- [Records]

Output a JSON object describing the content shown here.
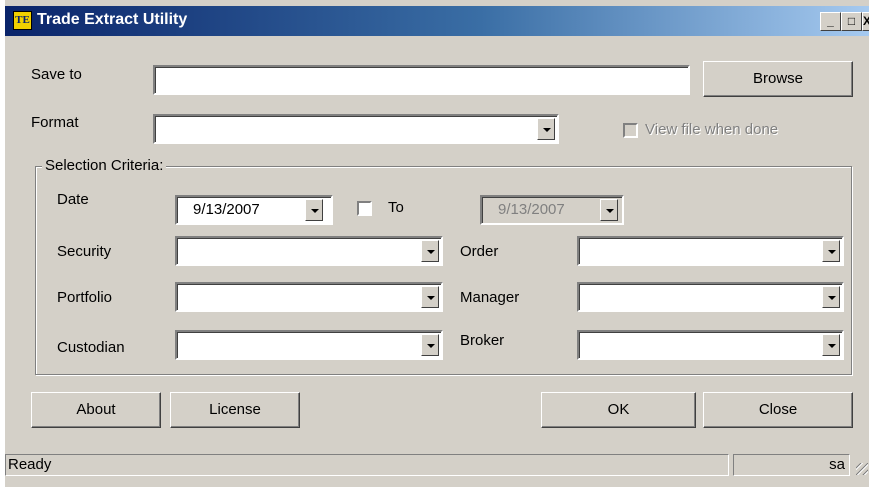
{
  "window": {
    "title": "Trade Extract Utility",
    "icon": "TE",
    "minimize": "_",
    "maximize": "□",
    "close": "X"
  },
  "save_to": {
    "label": "Save to",
    "value": "",
    "browse_label": "Browse"
  },
  "format": {
    "label": "Format",
    "value": "",
    "view_label": "View file when done",
    "view_checked": false,
    "view_enabled": false
  },
  "criteria": {
    "legend": "Selection Criteria:",
    "date_label": "Date",
    "date_value": "9/13/2007",
    "to_label": "To",
    "to_checked": false,
    "to_value": "9/13/2007",
    "security_label": "Security",
    "security_value": "",
    "order_label": "Order",
    "order_value": "",
    "portfolio_label": "Portfolio",
    "portfolio_value": "",
    "manager_label": "Manager",
    "manager_value": "",
    "custodian_label": "Custodian",
    "custodian_value": "",
    "broker_label": "Broker",
    "broker_value": ""
  },
  "buttons": {
    "about": "About",
    "license": "License",
    "ok": "OK",
    "close": "Close"
  },
  "status": {
    "text": "Ready",
    "user": "sa"
  }
}
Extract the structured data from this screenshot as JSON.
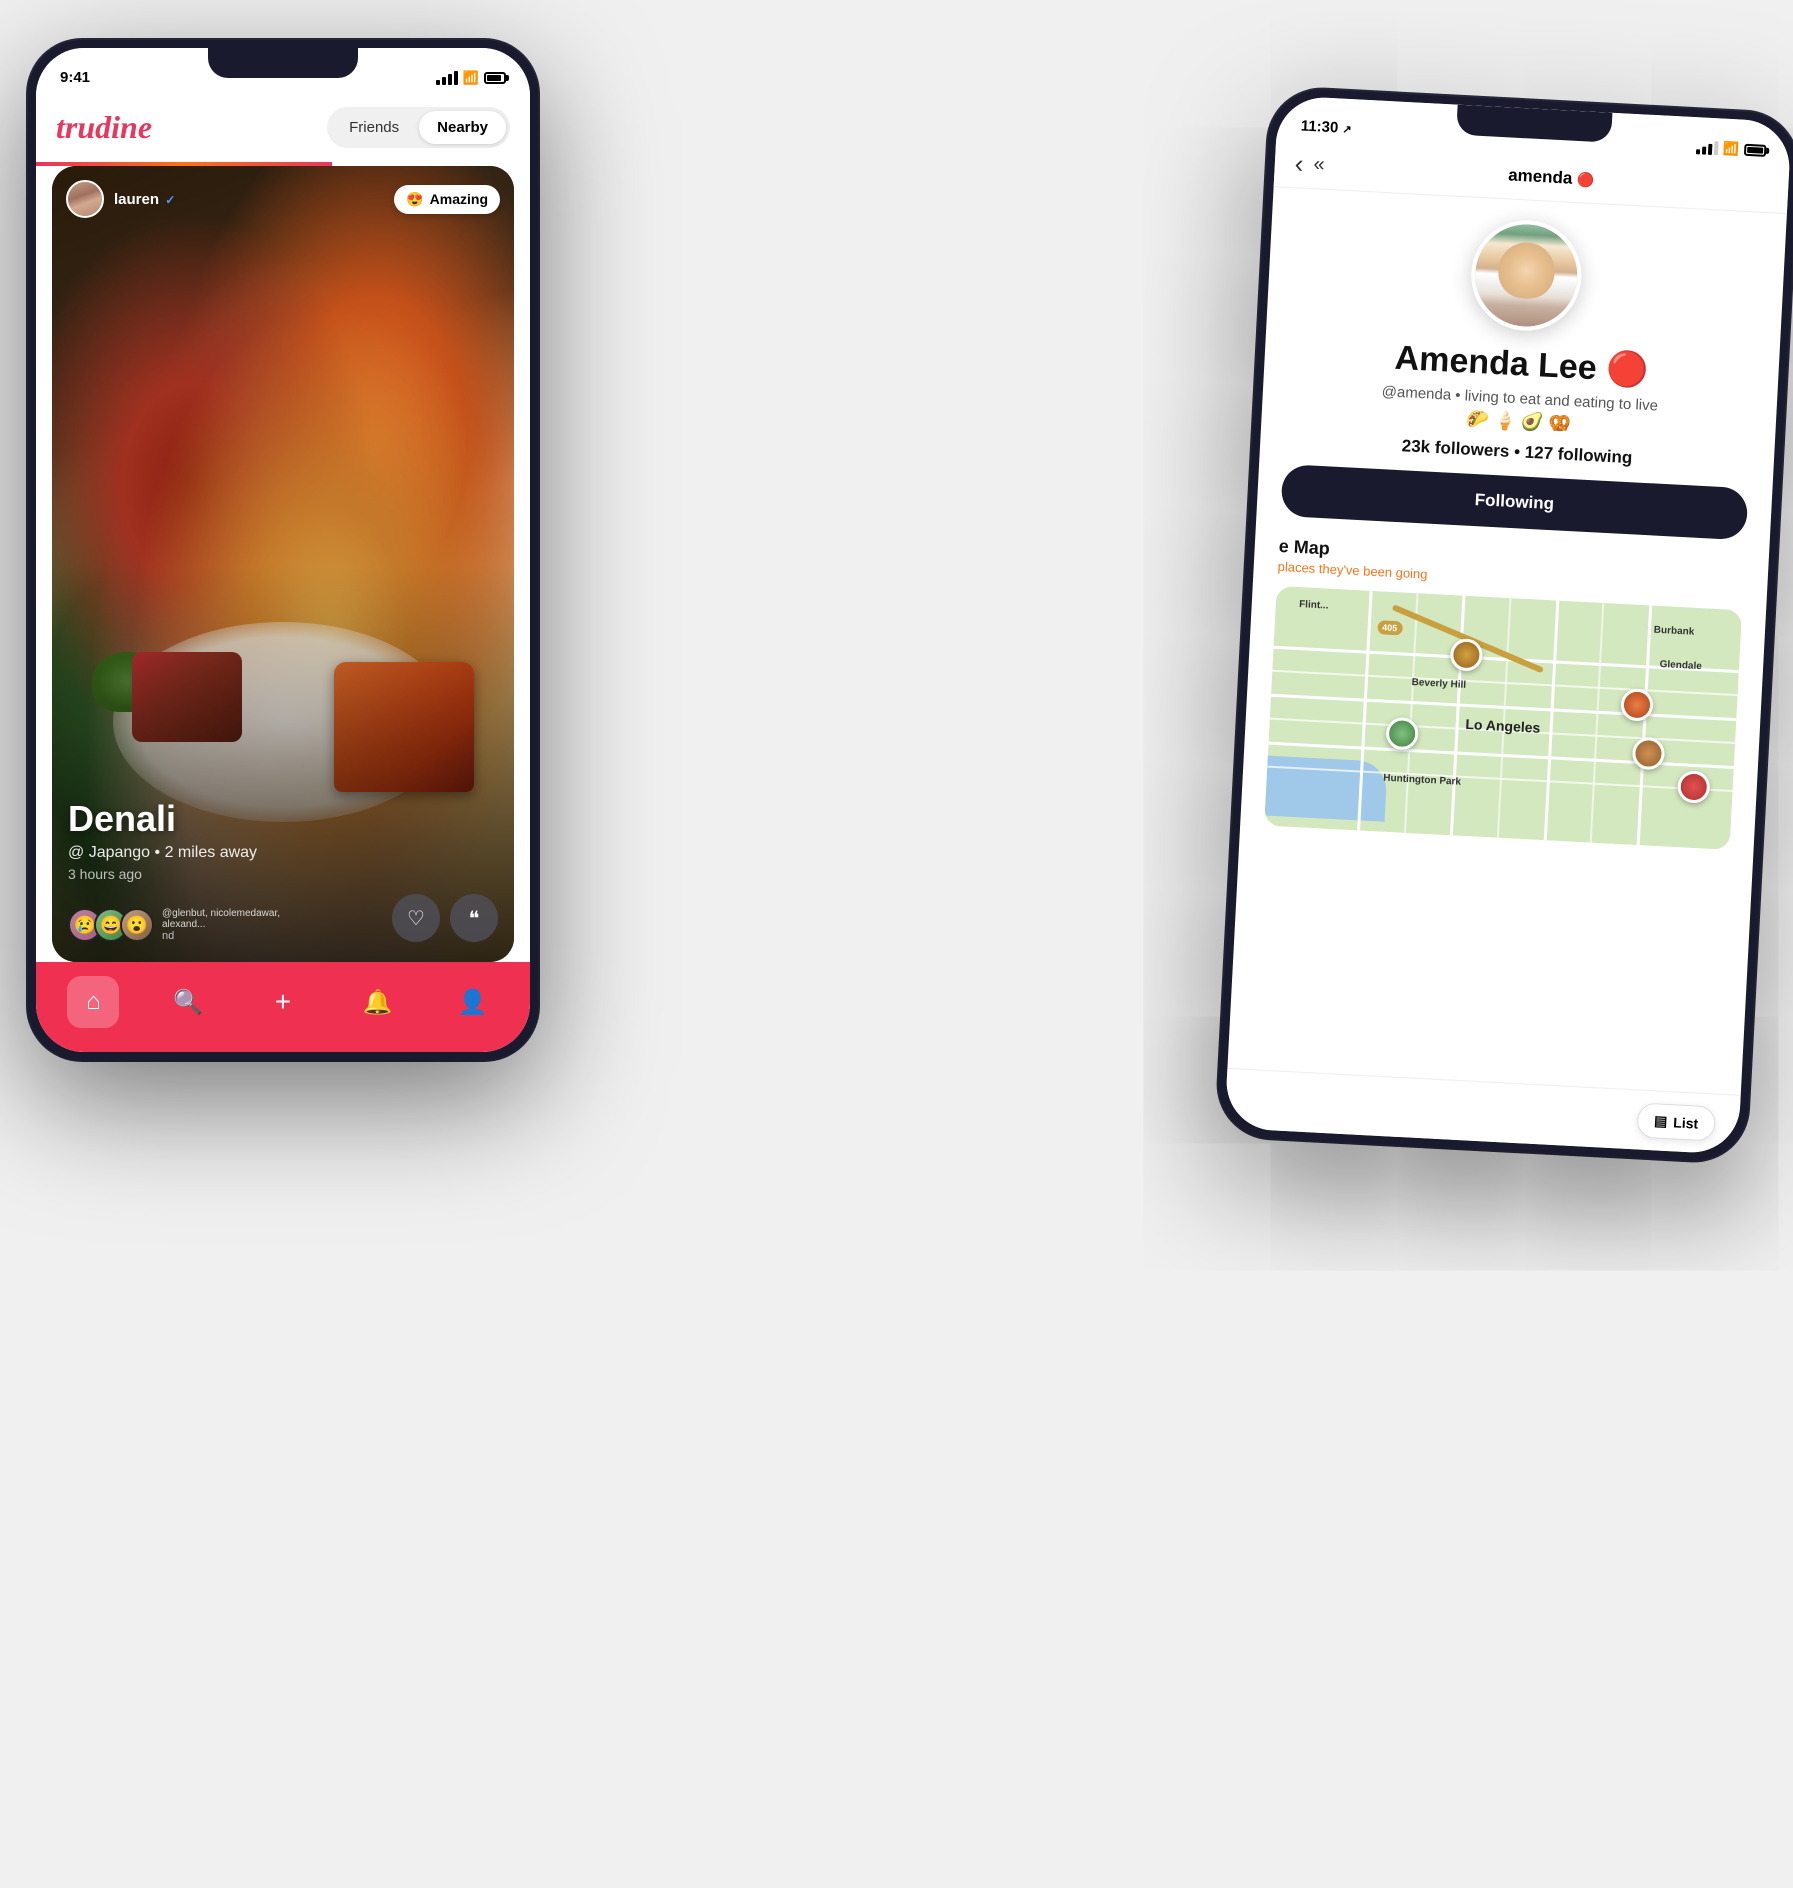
{
  "phone1": {
    "status_bar": {
      "time": "9:41",
      "signal": "●●●",
      "wifi": "WiFi",
      "battery": "Battery"
    },
    "header": {
      "logo": "trudine",
      "tab_friends": "Friends",
      "tab_nearby": "Nearby"
    },
    "feed_card": {
      "username": "lauren",
      "verified": "✓",
      "restaurant": "Denali",
      "location": "@ Japango • 2 miles away",
      "time_ago": "3 hours ago",
      "reaction_label": "Amazing",
      "reaction_emoji": "😍",
      "reactor_names": "@glenbut, nicolemedawar, alexand...",
      "nd_text": "nd"
    },
    "bottom_nav": {
      "home": "⌂",
      "search": "🔍",
      "add": "+",
      "bell": "🔔",
      "profile": "👤"
    }
  },
  "phone2": {
    "status_bar": {
      "time": "11:30",
      "location_icon": "↗"
    },
    "nav": {
      "back_arrow": "‹",
      "back_double": "«",
      "title": "amenda",
      "verified_dot": "🔴"
    },
    "profile": {
      "username_display": "Amenda Lee",
      "handle": "@amenda",
      "bio": "living to eat and eating to live",
      "emojis": "🌮 🍦 🥑 🥨",
      "stats": "23k followers • 127 following",
      "follow_btn": "Following",
      "verified_badge": "🔴"
    },
    "map": {
      "title": "e Map",
      "subtitle": "places they've been going",
      "labels": [
        "Burbank",
        "Glendale",
        "Beverly Hill",
        "Lo Angeles",
        "Huntington Park"
      ],
      "freeway_label": "405",
      "list_btn_icon": "▤",
      "list_btn_label": "List"
    }
  }
}
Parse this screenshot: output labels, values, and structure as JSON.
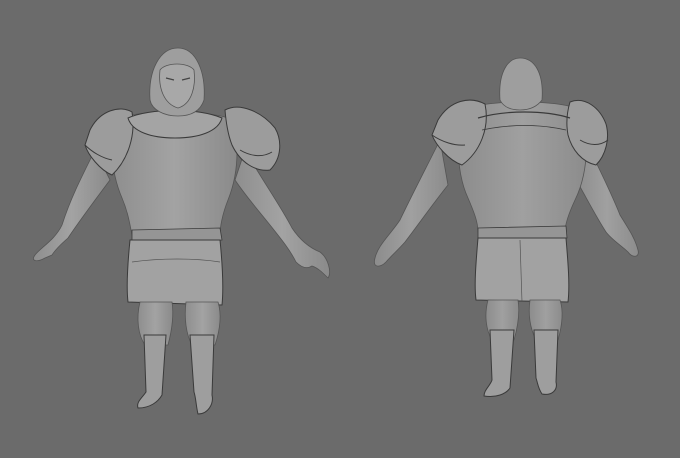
{
  "scene": {
    "background_color": "#6b6b6b",
    "model_fill": "#9a9a9a",
    "model_shade": "#8a8a8a",
    "model_highlight": "#a6a6a6",
    "edge_color": "#3a3a3a",
    "views": [
      {
        "id": "front",
        "icon": "character-front-view-icon"
      },
      {
        "id": "back",
        "icon": "character-back-view-icon"
      }
    ]
  }
}
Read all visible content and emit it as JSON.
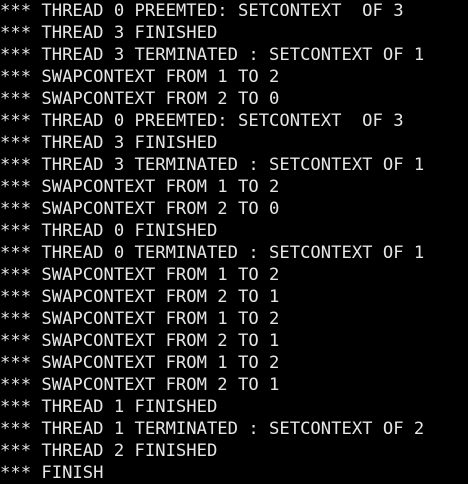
{
  "terminal": {
    "lines": [
      "*** THREAD 0 PREEMTED: SETCONTEXT  OF 3",
      "*** THREAD 3 FINISHED",
      "*** THREAD 3 TERMINATED : SETCONTEXT OF 1",
      "*** SWAPCONTEXT FROM 1 TO 2",
      "*** SWAPCONTEXT FROM 2 TO 0",
      "*** THREAD 0 PREEMTED: SETCONTEXT  OF 3",
      "*** THREAD 3 FINISHED",
      "*** THREAD 3 TERMINATED : SETCONTEXT OF 1",
      "*** SWAPCONTEXT FROM 1 TO 2",
      "*** SWAPCONTEXT FROM 2 TO 0",
      "*** THREAD 0 FINISHED",
      "*** THREAD 0 TERMINATED : SETCONTEXT OF 1",
      "*** SWAPCONTEXT FROM 1 TO 2",
      "*** SWAPCONTEXT FROM 2 TO 1",
      "*** SWAPCONTEXT FROM 1 TO 2",
      "*** SWAPCONTEXT FROM 2 TO 1",
      "*** SWAPCONTEXT FROM 1 TO 2",
      "*** SWAPCONTEXT FROM 2 TO 1",
      "*** THREAD 1 FINISHED",
      "*** THREAD 1 TERMINATED : SETCONTEXT OF 2",
      "*** THREAD 2 FINISHED",
      "*** FINISH"
    ]
  }
}
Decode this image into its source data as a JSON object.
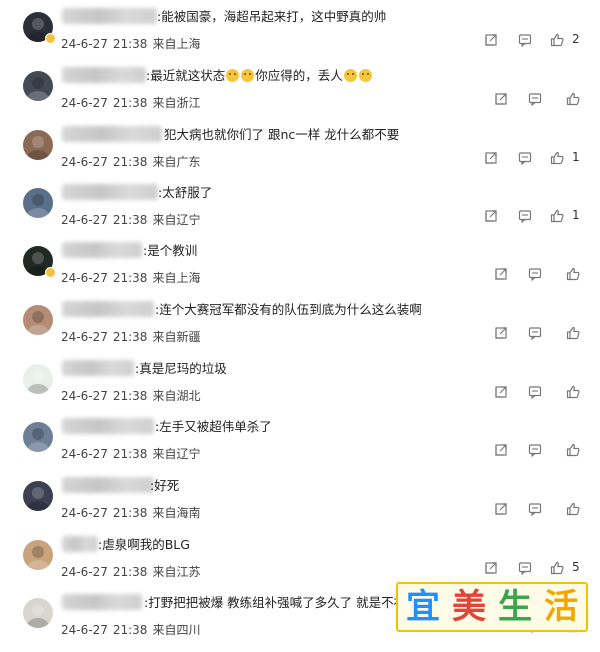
{
  "comments": [
    {
      "text": ":能被国豪，海超吊起来打，这中野真的帅",
      "date": "24-6-27",
      "time": "21:38",
      "location": "来自上海",
      "likes": "2",
      "avatar_color": "#2b2f3a"
    },
    {
      "text": ":最近就这状态",
      "text2": "你应得的，丢人",
      "date": "24-6-27",
      "time": "21:38",
      "location": "来自浙江",
      "likes": "",
      "avatar_color": "#444a55"
    },
    {
      "text": "犯大病也就你们了 跟nc一样 龙什么都不要",
      "date": "24-6-27",
      "time": "21:38",
      "location": "来自广东",
      "likes": "1",
      "avatar_color": "#8b6a55"
    },
    {
      "text": ":太舒服了",
      "date": "24-6-27",
      "time": "21:38",
      "location": "来自辽宁",
      "likes": "1",
      "avatar_color": "#5a6f8a"
    },
    {
      "text": ":是个教训",
      "date": "24-6-27",
      "time": "21:38",
      "location": "来自上海",
      "likes": "",
      "avatar_color": "#1f2a24"
    },
    {
      "text": ":连个大赛冠军都没有的队伍到底为什么这么装啊",
      "date": "24-6-27",
      "time": "21:38",
      "location": "来自新疆",
      "likes": "",
      "avatar_color": "#b58c76"
    },
    {
      "text": ":真是尼玛的垃圾",
      "date": "24-6-27",
      "time": "21:38",
      "location": "来自湖北",
      "likes": "",
      "avatar_color": "#e9f0ea"
    },
    {
      "text": ":左手又被超伟单杀了",
      "date": "24-6-27",
      "time": "21:38",
      "location": "来自辽宁",
      "likes": "",
      "avatar_color": "#6e7f96"
    },
    {
      "text": ":好死",
      "date": "24-6-27",
      "time": "21:38",
      "location": "来自海南",
      "likes": "",
      "avatar_color": "#3d3f52"
    },
    {
      "text": ":虐泉啊我的BLG",
      "date": "24-6-27",
      "time": "21:38",
      "location": "来自江苏",
      "likes": "5",
      "avatar_color": "#c9a37c"
    },
    {
      "text": ":打野把把被爆 教练组补强喊了多久了 就是不补",
      "date": "24-6-27",
      "time": "21:38",
      "location": "来自四川",
      "likes": "",
      "avatar_color": "#d9d6d0"
    }
  ],
  "icons": {
    "share": "share-icon",
    "reply": "comment-icon",
    "like": "thumbs-up-icon"
  },
  "watermark": {
    "chars": [
      "宜",
      "美",
      "生",
      "活"
    ],
    "colors": [
      "#1e90ff",
      "#e0453a",
      "#3aa64c",
      "#f0a800"
    ]
  }
}
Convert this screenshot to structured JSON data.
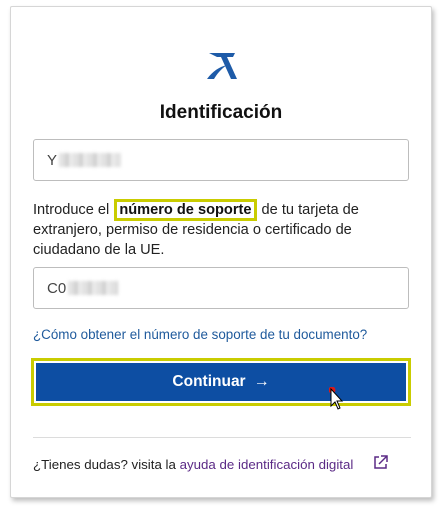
{
  "header": {
    "title": "Identificación",
    "logo": "aeat-logo"
  },
  "form": {
    "id_field": {
      "value": "Y"
    },
    "support_field": {
      "value": "C0"
    },
    "description": {
      "prefix": "Introduce el ",
      "highlight": "número de soporte",
      "suffix": " de tu tarjeta de extranjero, permiso de residencia o certificado de ciudadano de la UE."
    },
    "help_link": "¿Cómo obtener el número de soporte de tu documento?",
    "submit": {
      "label": "Continuar",
      "icon": "arrow-right-icon"
    }
  },
  "footer": {
    "text": "¿Tienes dudas? visita la ",
    "link": "ayuda de identificación digital",
    "icon": "external-link-icon"
  },
  "colors": {
    "primary": "#0d4ea3",
    "highlight": "#c9cc00",
    "link": "#1f5a9c",
    "visited_link": "#5b2a86"
  }
}
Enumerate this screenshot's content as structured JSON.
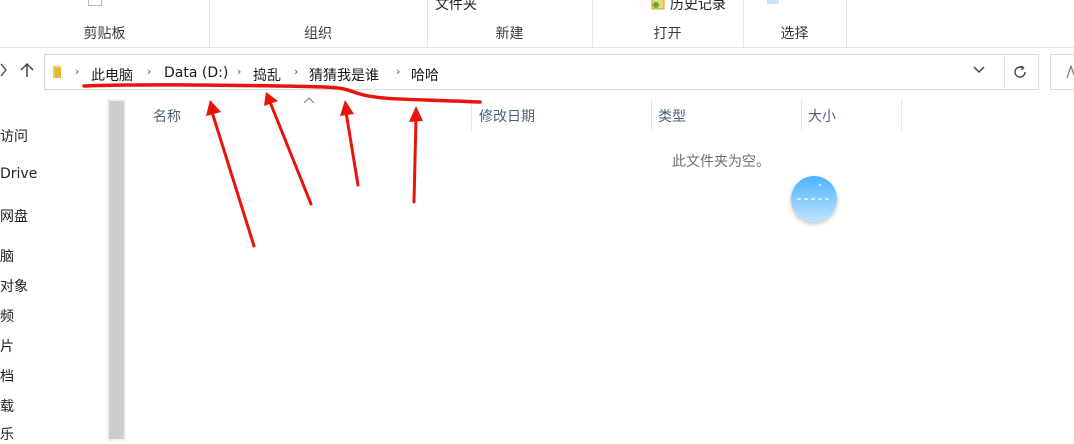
{
  "ribbon": {
    "groups": [
      {
        "label": "剪贴板"
      },
      {
        "label": "组织"
      },
      {
        "label": "新建"
      },
      {
        "label": "打开"
      },
      {
        "label": "选择"
      }
    ],
    "new_folder_label": "文件夹",
    "history_label": "历史记录"
  },
  "address": {
    "crumbs": [
      "此电脑",
      "Data (D:)",
      "捣乱",
      "猜猜我是谁",
      "哈哈"
    ]
  },
  "nav_pane": {
    "items": [
      "访问",
      "Drive",
      "网盘",
      "脑",
      "对象",
      "频",
      "片",
      "档",
      "载",
      "乐"
    ]
  },
  "columns": {
    "name": "名称",
    "date_modified": "修改日期",
    "type": "类型",
    "size": "大小"
  },
  "content": {
    "empty_message": "此文件夹为空。"
  },
  "colors": {
    "annotation": "#e8140c",
    "badge": "#4db2ff"
  }
}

- [Aim]
Search the material above for "soporte". Pull out each line where it shows up.

- [Response to this task]
      "highlight": "número de soporte",
    "help_link": "¿Cómo obtener el número de soporte de tu documento?",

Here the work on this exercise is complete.